* _Requirements_
Of the lines below, how many hold the string "Caibiran"? Give only the number.

Collected data:
◆ ◆ ◆ ◆ ◆

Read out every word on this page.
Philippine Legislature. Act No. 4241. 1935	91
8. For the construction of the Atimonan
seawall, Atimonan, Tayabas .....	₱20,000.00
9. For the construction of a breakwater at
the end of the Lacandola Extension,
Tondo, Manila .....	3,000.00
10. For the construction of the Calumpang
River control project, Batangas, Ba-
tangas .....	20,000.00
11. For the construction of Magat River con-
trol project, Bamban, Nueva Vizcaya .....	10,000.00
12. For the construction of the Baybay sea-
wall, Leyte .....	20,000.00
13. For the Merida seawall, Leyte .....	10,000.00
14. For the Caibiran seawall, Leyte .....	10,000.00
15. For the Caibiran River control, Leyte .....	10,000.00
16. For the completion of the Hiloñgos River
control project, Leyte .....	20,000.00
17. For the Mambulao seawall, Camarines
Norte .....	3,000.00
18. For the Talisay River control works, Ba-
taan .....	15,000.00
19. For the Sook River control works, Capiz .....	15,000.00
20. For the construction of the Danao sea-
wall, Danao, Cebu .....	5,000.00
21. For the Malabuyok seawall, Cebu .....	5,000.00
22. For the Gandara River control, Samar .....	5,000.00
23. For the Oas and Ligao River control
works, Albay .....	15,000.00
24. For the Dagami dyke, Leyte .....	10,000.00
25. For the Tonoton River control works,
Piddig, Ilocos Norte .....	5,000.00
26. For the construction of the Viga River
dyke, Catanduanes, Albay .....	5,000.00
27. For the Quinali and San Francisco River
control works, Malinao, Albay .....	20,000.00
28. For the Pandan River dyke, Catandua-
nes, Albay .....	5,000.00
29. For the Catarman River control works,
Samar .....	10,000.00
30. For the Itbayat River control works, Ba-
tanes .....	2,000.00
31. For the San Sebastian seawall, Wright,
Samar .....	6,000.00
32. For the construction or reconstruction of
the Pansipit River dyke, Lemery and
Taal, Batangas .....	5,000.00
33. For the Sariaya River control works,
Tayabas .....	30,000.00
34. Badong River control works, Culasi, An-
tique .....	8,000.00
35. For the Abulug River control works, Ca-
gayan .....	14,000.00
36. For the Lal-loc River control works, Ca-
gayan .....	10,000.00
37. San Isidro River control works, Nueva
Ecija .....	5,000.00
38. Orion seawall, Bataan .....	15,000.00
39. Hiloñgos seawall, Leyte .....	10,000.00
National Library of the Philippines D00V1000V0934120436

◆ ◆ ◆ ◆ ◆

* _Response below_
2